Work required:
Report how many lines of the entries below contain the word "description", and nothing more.

Raw records:

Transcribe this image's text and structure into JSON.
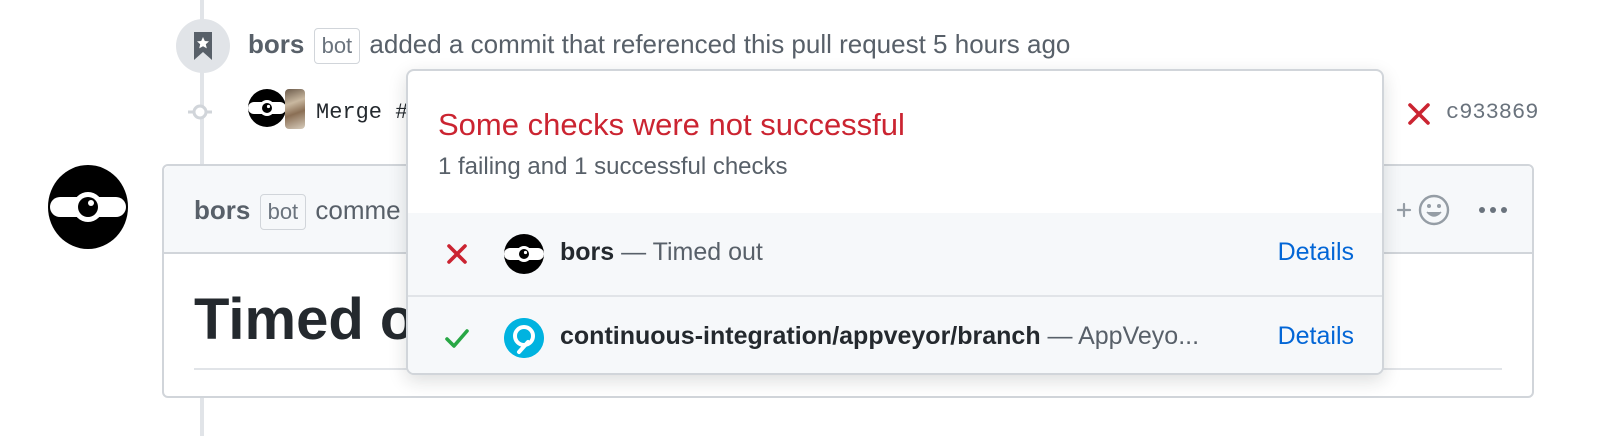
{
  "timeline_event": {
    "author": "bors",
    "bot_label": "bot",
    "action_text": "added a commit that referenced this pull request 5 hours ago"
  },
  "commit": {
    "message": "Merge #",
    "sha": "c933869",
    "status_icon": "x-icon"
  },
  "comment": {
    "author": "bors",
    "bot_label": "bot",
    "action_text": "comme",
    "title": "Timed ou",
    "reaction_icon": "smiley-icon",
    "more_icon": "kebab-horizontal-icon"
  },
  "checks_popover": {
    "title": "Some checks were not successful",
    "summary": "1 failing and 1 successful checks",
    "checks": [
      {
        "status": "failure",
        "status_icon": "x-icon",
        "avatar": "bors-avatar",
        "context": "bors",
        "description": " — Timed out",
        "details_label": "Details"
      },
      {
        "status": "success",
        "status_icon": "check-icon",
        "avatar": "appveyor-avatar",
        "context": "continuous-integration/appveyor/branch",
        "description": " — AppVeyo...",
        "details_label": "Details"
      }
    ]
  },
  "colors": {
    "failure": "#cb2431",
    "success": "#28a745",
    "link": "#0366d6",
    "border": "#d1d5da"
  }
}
---
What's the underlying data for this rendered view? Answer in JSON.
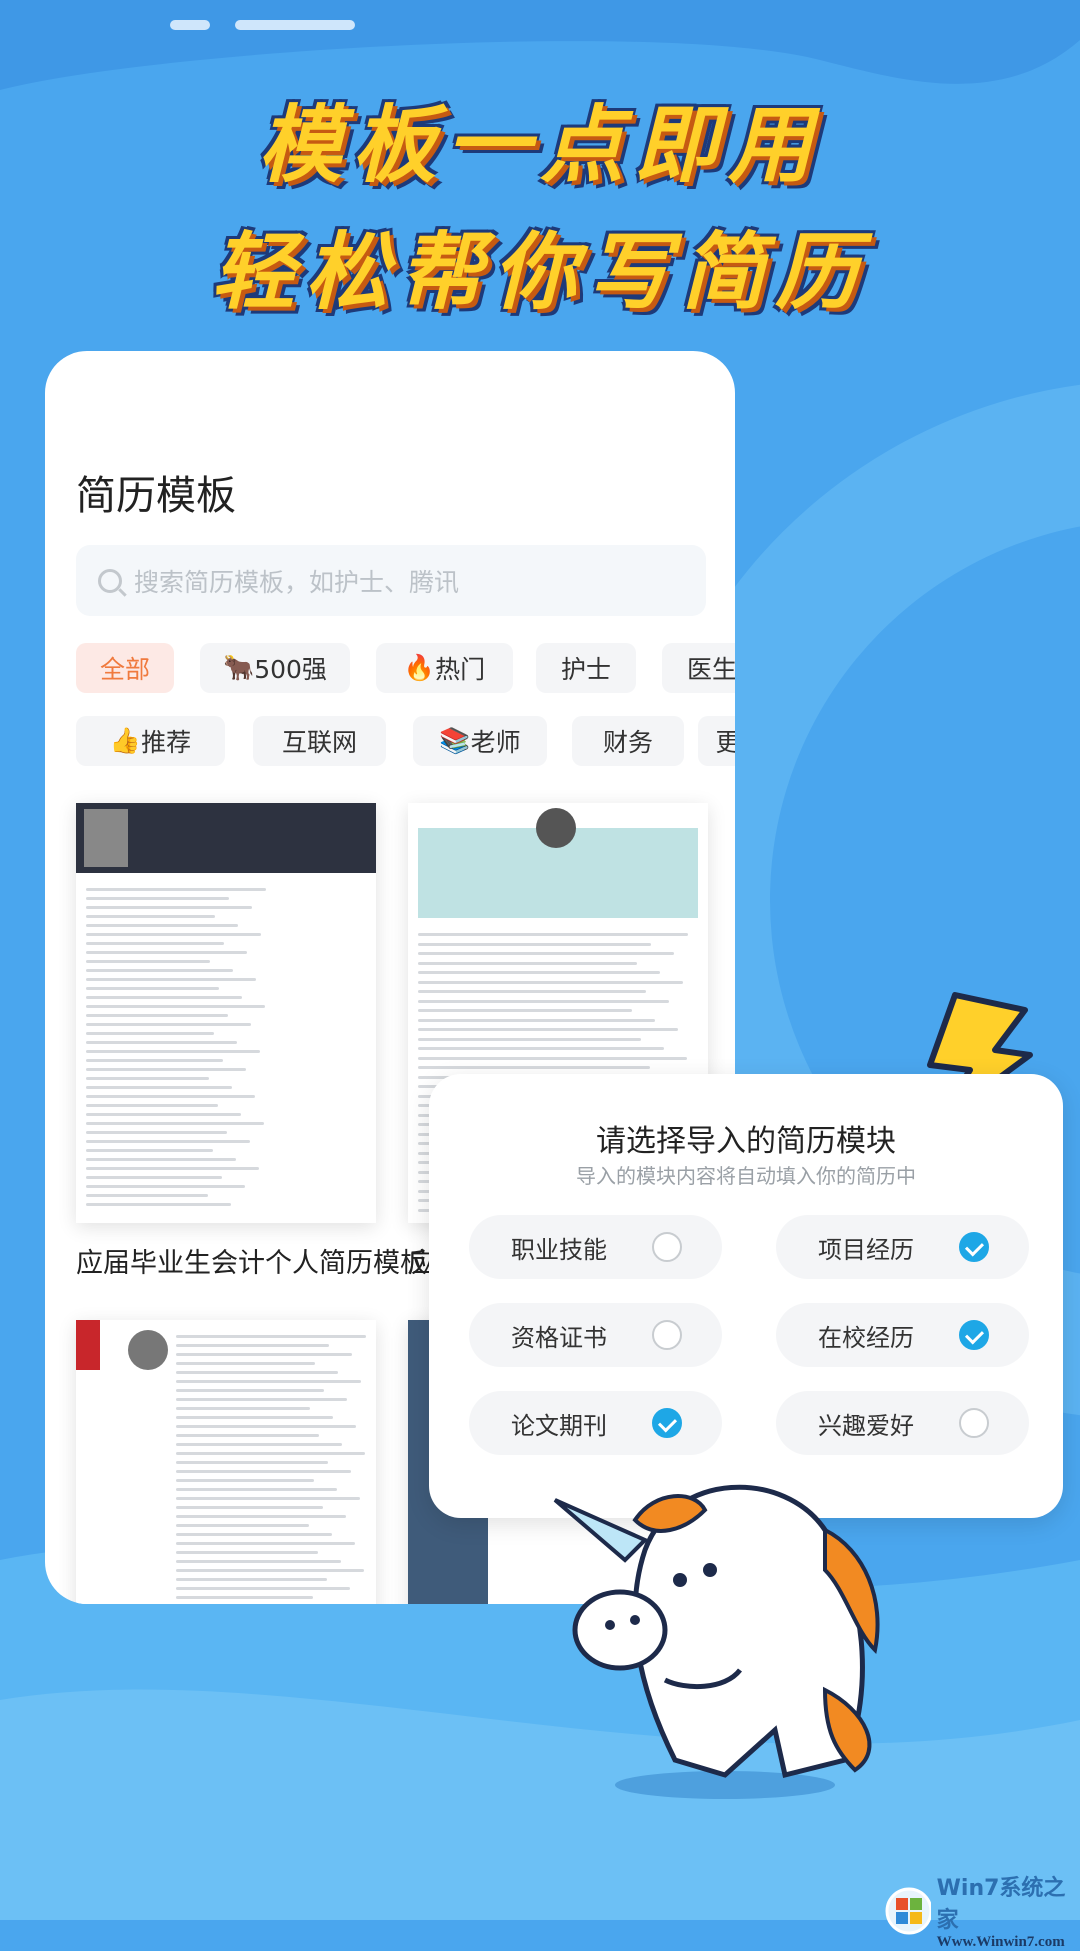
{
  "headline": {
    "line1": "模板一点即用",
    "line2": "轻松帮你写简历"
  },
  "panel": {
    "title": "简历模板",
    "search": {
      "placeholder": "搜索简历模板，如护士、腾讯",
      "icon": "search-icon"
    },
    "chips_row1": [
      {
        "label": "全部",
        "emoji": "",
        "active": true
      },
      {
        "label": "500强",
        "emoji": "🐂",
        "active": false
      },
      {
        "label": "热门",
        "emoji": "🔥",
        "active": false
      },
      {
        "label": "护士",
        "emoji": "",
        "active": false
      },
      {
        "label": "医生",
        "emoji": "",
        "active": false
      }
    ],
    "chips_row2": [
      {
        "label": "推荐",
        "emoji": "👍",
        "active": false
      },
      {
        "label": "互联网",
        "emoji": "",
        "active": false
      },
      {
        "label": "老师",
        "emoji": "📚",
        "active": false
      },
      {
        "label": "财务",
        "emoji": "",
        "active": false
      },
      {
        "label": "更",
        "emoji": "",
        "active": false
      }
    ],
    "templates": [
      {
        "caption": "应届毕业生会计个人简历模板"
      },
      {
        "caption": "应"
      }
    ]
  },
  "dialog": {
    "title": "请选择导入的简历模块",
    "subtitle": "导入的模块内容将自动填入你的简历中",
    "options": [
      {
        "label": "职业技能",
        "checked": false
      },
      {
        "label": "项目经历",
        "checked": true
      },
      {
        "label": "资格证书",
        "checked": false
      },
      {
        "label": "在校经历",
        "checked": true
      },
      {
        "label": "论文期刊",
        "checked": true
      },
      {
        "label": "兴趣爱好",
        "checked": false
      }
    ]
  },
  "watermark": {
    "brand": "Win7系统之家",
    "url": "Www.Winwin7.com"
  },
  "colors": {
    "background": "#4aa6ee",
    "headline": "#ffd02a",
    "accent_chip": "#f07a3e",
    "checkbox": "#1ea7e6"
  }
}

Response:
2